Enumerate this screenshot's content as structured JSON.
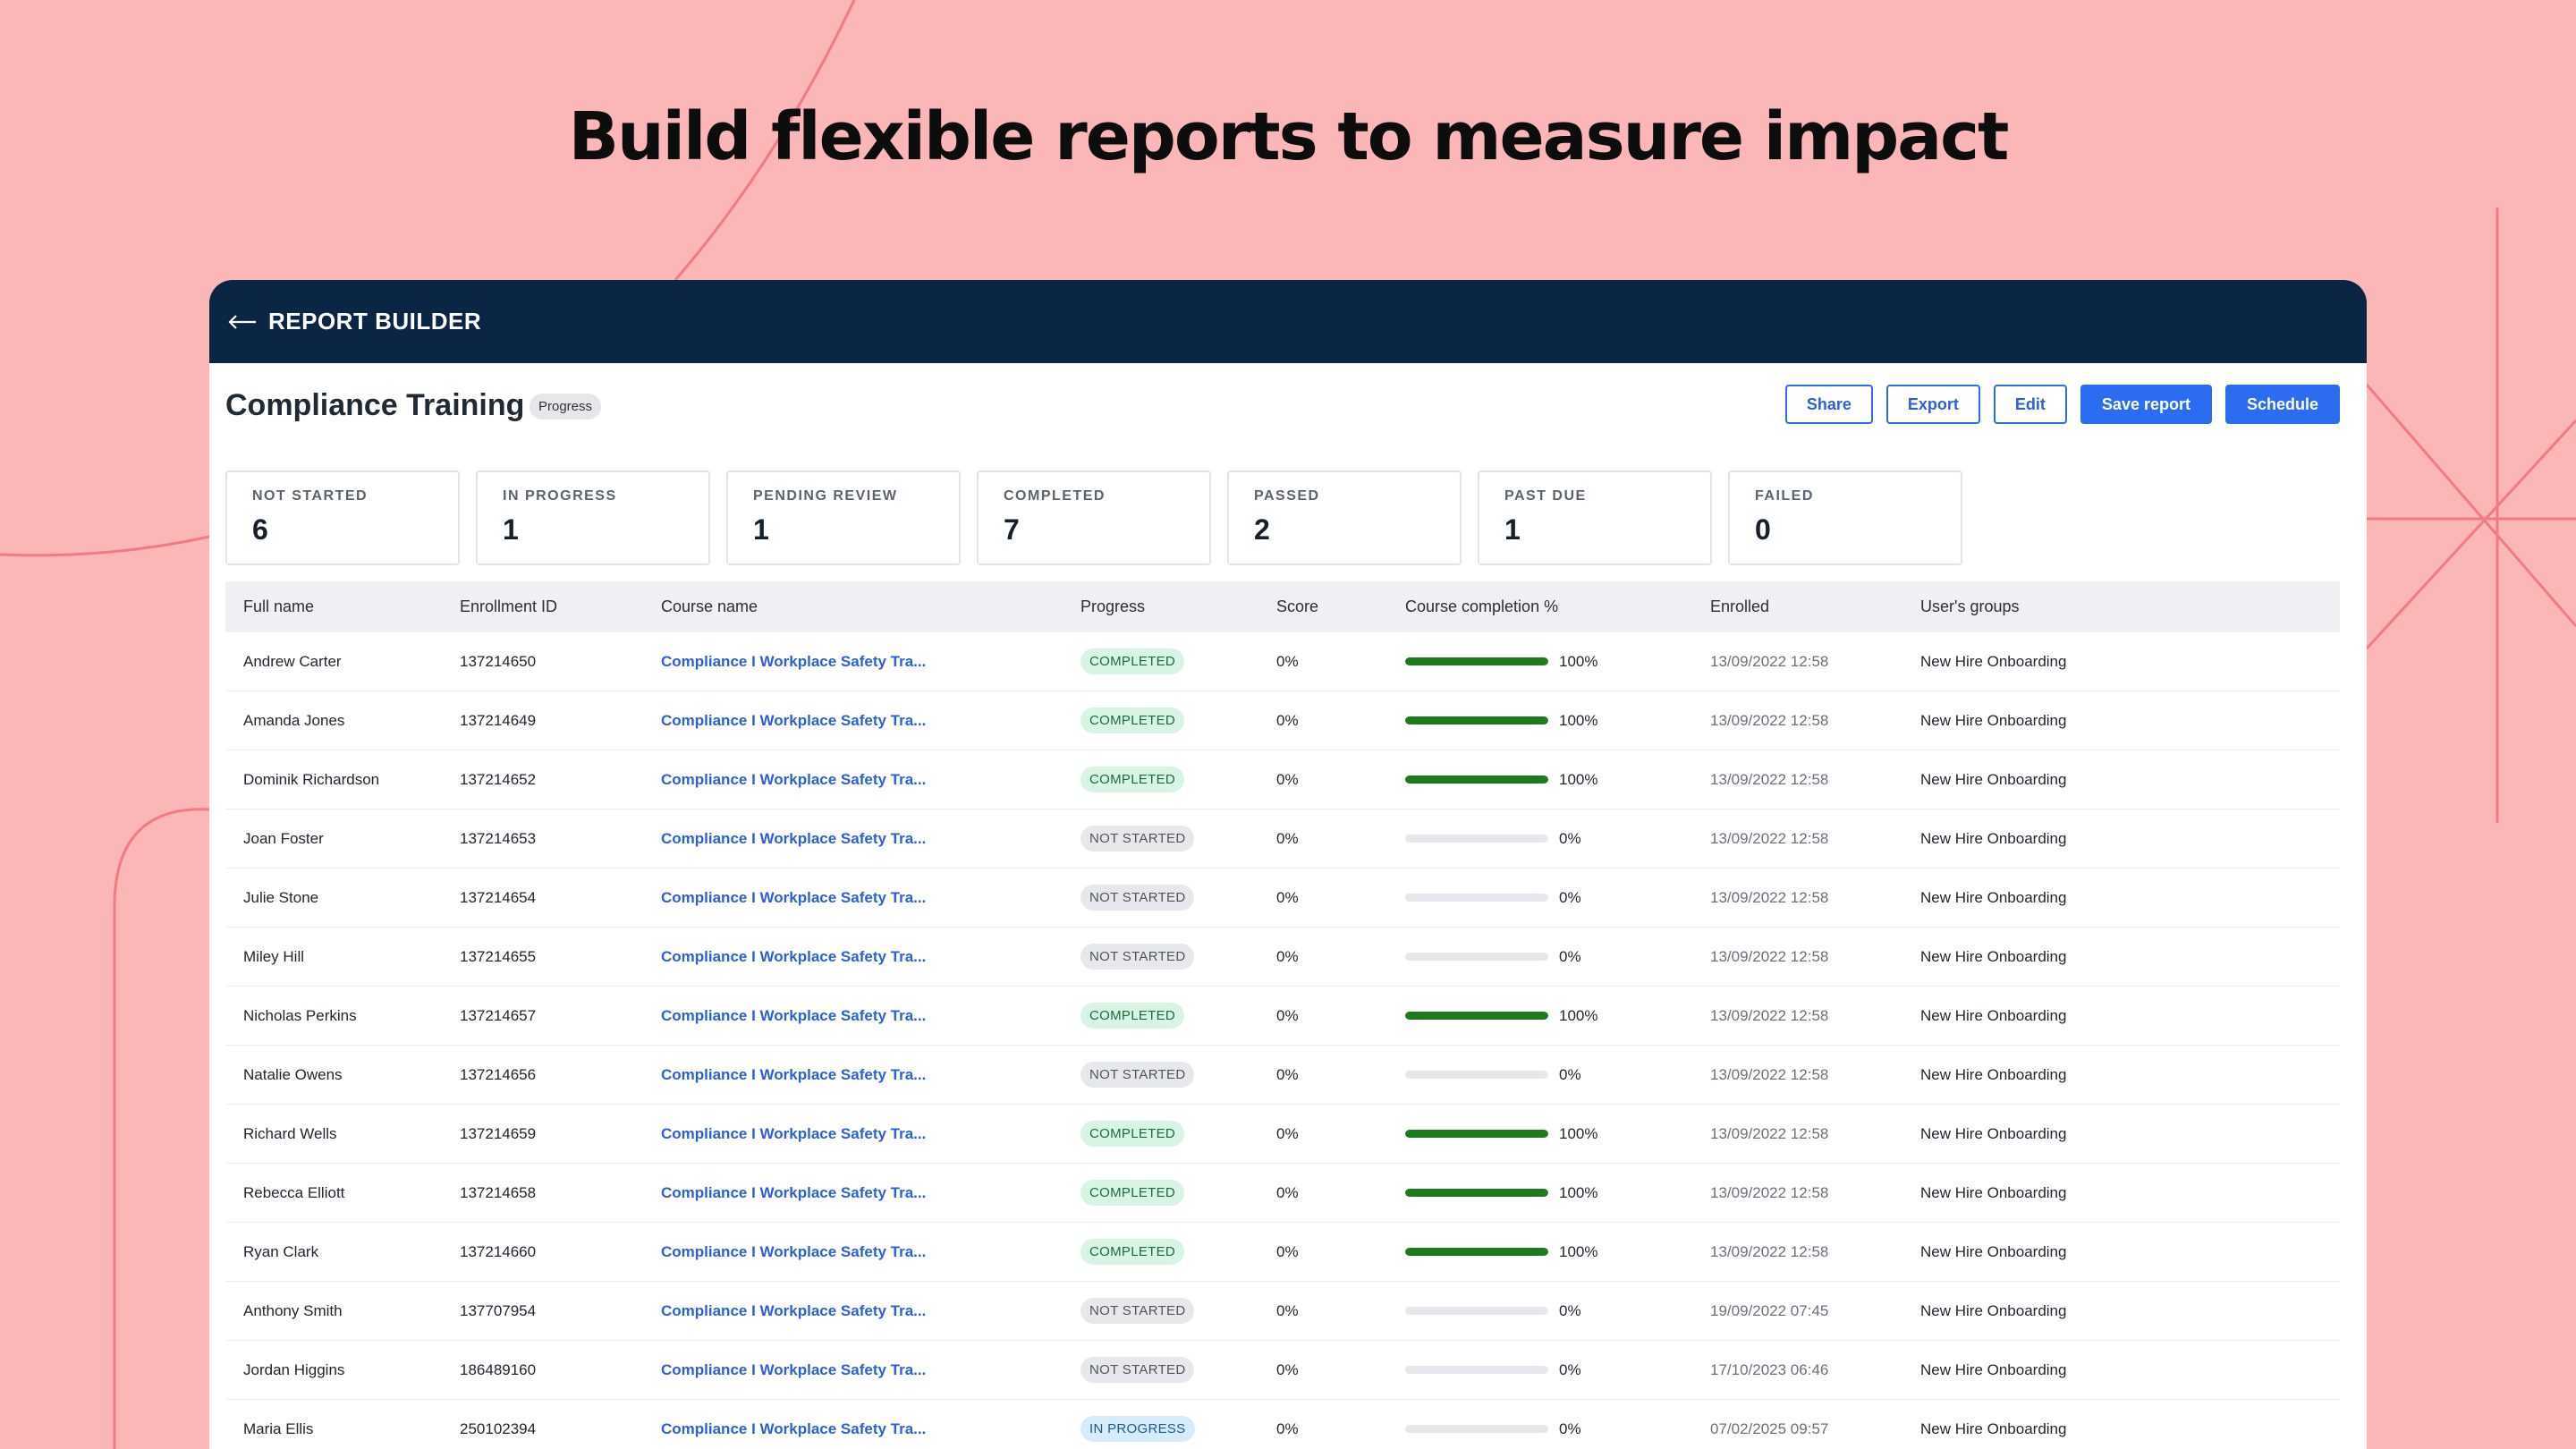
{
  "headline": "Build flexible reports to measure impact",
  "colors": {
    "background": "#fbb6b8",
    "topbar": "#0b2545",
    "accent": "#2c6cf0",
    "progress": "#1e7a1e"
  },
  "topbar": {
    "back_icon": "arrow-left-icon",
    "title": "REPORT BUILDER"
  },
  "report": {
    "title": "Compliance Training",
    "badge": "Progress",
    "actions": {
      "share": "Share",
      "export": "Export",
      "edit": "Edit",
      "save": "Save report",
      "schedule": "Schedule"
    }
  },
  "stats": [
    {
      "label": "NOT STARTED",
      "value": "6"
    },
    {
      "label": "IN PROGRESS",
      "value": "1"
    },
    {
      "label": "PENDING REVIEW",
      "value": "1"
    },
    {
      "label": "COMPLETED",
      "value": "7"
    },
    {
      "label": "PASSED",
      "value": "2"
    },
    {
      "label": "PAST DUE",
      "value": "1"
    },
    {
      "label": "FAILED",
      "value": "0"
    }
  ],
  "table": {
    "columns": [
      "Full name",
      "Enrollment ID",
      "Course name",
      "Progress",
      "Score",
      "Course completion %",
      "Enrolled",
      "User's groups"
    ],
    "rows": [
      {
        "name": "Andrew Carter",
        "id": "137214650",
        "course": "Compliance I Workplace Safety Tra...",
        "progress": "COMPLETED",
        "score": "0%",
        "completion": 100,
        "completion_label": "100%",
        "enrolled": "13/09/2022 12:58",
        "groups": "New Hire Onboarding"
      },
      {
        "name": "Amanda Jones",
        "id": "137214649",
        "course": "Compliance I Workplace Safety Tra...",
        "progress": "COMPLETED",
        "score": "0%",
        "completion": 100,
        "completion_label": "100%",
        "enrolled": "13/09/2022 12:58",
        "groups": "New Hire Onboarding"
      },
      {
        "name": "Dominik Richardson",
        "id": "137214652",
        "course": "Compliance I Workplace Safety Tra...",
        "progress": "COMPLETED",
        "score": "0%",
        "completion": 100,
        "completion_label": "100%",
        "enrolled": "13/09/2022 12:58",
        "groups": "New Hire Onboarding"
      },
      {
        "name": "Joan Foster",
        "id": "137214653",
        "course": "Compliance I Workplace Safety Tra...",
        "progress": "NOT STARTED",
        "score": "0%",
        "completion": 0,
        "completion_label": "0%",
        "enrolled": "13/09/2022 12:58",
        "groups": "New Hire Onboarding"
      },
      {
        "name": "Julie Stone",
        "id": "137214654",
        "course": "Compliance I Workplace Safety Tra...",
        "progress": "NOT STARTED",
        "score": "0%",
        "completion": 0,
        "completion_label": "0%",
        "enrolled": "13/09/2022 12:58",
        "groups": "New Hire Onboarding"
      },
      {
        "name": "Miley Hill",
        "id": "137214655",
        "course": "Compliance I Workplace Safety Tra...",
        "progress": "NOT STARTED",
        "score": "0%",
        "completion": 0,
        "completion_label": "0%",
        "enrolled": "13/09/2022 12:58",
        "groups": "New Hire Onboarding"
      },
      {
        "name": "Nicholas Perkins",
        "id": "137214657",
        "course": "Compliance I Workplace Safety Tra...",
        "progress": "COMPLETED",
        "score": "0%",
        "completion": 100,
        "completion_label": "100%",
        "enrolled": "13/09/2022 12:58",
        "groups": "New Hire Onboarding"
      },
      {
        "name": "Natalie Owens",
        "id": "137214656",
        "course": "Compliance I Workplace Safety Tra...",
        "progress": "NOT STARTED",
        "score": "0%",
        "completion": 0,
        "completion_label": "0%",
        "enrolled": "13/09/2022 12:58",
        "groups": "New Hire Onboarding"
      },
      {
        "name": "Richard Wells",
        "id": "137214659",
        "course": "Compliance I Workplace Safety Tra...",
        "progress": "COMPLETED",
        "score": "0%",
        "completion": 100,
        "completion_label": "100%",
        "enrolled": "13/09/2022 12:58",
        "groups": "New Hire Onboarding"
      },
      {
        "name": "Rebecca Elliott",
        "id": "137214658",
        "course": "Compliance I Workplace Safety Tra...",
        "progress": "COMPLETED",
        "score": "0%",
        "completion": 100,
        "completion_label": "100%",
        "enrolled": "13/09/2022 12:58",
        "groups": "New Hire Onboarding"
      },
      {
        "name": "Ryan Clark",
        "id": "137214660",
        "course": "Compliance I Workplace Safety Tra...",
        "progress": "COMPLETED",
        "score": "0%",
        "completion": 100,
        "completion_label": "100%",
        "enrolled": "13/09/2022 12:58",
        "groups": "New Hire Onboarding"
      },
      {
        "name": "Anthony Smith",
        "id": "137707954",
        "course": "Compliance I Workplace Safety Tra...",
        "progress": "NOT STARTED",
        "score": "0%",
        "completion": 0,
        "completion_label": "0%",
        "enrolled": "19/09/2022 07:45",
        "groups": "New Hire Onboarding"
      },
      {
        "name": "Jordan Higgins",
        "id": "186489160",
        "course": "Compliance I Workplace Safety Tra...",
        "progress": "NOT STARTED",
        "score": "0%",
        "completion": 0,
        "completion_label": "0%",
        "enrolled": "17/10/2023 06:46",
        "groups": "New Hire Onboarding"
      },
      {
        "name": "Maria Ellis",
        "id": "250102394",
        "course": "Compliance I Workplace Safety Tra...",
        "progress": "IN PROGRESS",
        "score": "0%",
        "completion": 0,
        "completion_label": "0%",
        "enrolled": "07/02/2025 09:57",
        "groups": "New Hire Onboarding"
      }
    ]
  }
}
= = = = =
DIRECTION:
In the entries above, find every line holding the word "value" and copy it out.

EXERCISE SOLUTION:
      "value": "6"
      "value": "1"
      "value": "1"
      "value": "7"
      "value": "2"
      "value": "1"
      "value": "0"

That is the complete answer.